** Provided entries **
»»
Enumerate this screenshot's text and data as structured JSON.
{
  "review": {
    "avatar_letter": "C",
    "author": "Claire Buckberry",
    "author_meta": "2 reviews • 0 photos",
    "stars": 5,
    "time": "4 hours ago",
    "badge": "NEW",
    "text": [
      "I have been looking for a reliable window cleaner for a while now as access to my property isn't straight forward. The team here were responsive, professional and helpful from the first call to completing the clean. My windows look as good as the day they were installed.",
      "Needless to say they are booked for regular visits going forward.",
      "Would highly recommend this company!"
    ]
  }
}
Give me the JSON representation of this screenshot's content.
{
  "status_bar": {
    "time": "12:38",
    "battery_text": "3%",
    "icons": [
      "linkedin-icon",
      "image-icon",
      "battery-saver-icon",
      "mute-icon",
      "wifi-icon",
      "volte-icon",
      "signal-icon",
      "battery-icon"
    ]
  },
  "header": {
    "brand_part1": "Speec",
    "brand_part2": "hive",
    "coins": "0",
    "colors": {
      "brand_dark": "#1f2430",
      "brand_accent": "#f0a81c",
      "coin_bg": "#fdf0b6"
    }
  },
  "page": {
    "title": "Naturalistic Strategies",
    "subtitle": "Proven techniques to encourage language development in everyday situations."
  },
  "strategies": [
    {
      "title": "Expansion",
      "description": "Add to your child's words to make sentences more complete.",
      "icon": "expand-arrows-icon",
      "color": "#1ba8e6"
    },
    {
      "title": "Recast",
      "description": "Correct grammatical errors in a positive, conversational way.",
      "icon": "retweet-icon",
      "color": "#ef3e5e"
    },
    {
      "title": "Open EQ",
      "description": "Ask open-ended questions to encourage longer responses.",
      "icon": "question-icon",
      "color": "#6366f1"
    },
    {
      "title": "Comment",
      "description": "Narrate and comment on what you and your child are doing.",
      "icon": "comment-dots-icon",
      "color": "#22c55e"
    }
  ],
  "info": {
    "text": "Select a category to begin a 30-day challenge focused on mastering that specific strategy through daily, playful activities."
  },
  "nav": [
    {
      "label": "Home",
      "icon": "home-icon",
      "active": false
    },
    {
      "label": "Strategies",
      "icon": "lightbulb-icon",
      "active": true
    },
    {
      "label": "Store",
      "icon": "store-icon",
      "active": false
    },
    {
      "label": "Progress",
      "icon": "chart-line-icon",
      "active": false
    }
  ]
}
««
Work out how many lines of the data hold the string "screenshot". Reply with that number alone.

2